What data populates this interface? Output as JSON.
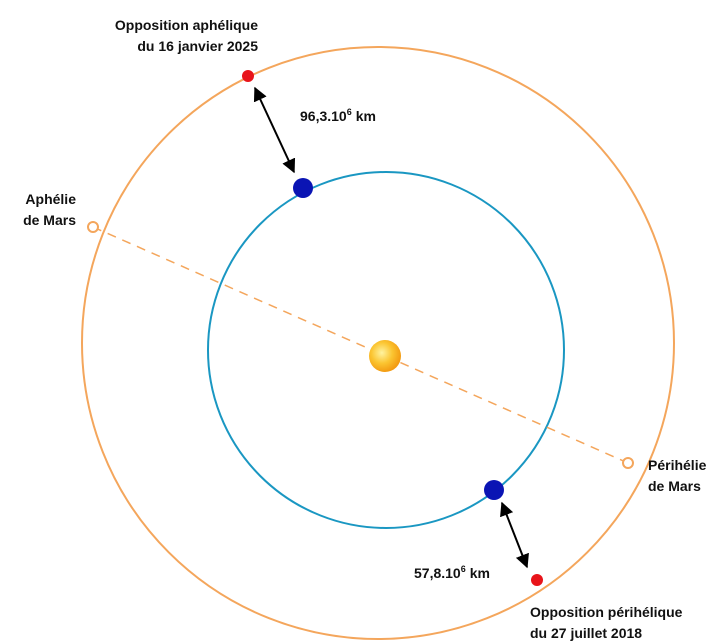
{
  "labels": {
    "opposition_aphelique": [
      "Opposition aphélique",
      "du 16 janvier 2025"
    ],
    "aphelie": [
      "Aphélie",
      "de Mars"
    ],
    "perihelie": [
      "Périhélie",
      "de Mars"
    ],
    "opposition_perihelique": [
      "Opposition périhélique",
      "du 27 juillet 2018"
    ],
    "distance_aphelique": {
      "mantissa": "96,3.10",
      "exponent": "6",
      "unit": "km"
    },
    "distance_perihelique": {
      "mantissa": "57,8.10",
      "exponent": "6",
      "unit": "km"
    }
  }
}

****************

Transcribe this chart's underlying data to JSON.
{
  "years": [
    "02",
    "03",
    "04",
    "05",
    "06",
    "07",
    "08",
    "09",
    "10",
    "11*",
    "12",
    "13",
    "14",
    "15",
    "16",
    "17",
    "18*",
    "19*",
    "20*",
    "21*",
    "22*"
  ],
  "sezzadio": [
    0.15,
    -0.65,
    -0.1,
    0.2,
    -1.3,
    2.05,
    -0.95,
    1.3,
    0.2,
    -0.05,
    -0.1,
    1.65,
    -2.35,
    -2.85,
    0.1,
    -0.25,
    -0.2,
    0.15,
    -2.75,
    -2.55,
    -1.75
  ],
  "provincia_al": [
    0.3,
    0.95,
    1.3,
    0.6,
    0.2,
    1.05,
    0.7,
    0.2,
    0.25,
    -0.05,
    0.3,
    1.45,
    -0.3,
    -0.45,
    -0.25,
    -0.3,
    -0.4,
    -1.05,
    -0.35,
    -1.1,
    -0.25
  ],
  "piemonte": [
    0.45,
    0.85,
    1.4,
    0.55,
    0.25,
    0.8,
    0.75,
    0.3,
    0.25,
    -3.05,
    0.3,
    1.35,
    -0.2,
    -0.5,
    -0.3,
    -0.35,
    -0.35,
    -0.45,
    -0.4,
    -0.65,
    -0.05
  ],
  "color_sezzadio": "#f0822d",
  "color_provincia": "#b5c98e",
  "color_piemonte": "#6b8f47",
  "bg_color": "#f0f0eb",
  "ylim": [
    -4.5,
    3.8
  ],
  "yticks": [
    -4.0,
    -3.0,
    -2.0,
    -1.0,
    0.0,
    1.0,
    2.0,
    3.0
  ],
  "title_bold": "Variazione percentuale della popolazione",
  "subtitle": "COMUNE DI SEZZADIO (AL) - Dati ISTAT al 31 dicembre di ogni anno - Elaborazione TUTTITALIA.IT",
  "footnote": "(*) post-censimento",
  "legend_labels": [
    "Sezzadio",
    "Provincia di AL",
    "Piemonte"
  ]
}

****************

■ Challenge
Count every line of the records that holds "this". State the number, nothing else.

■ Response
2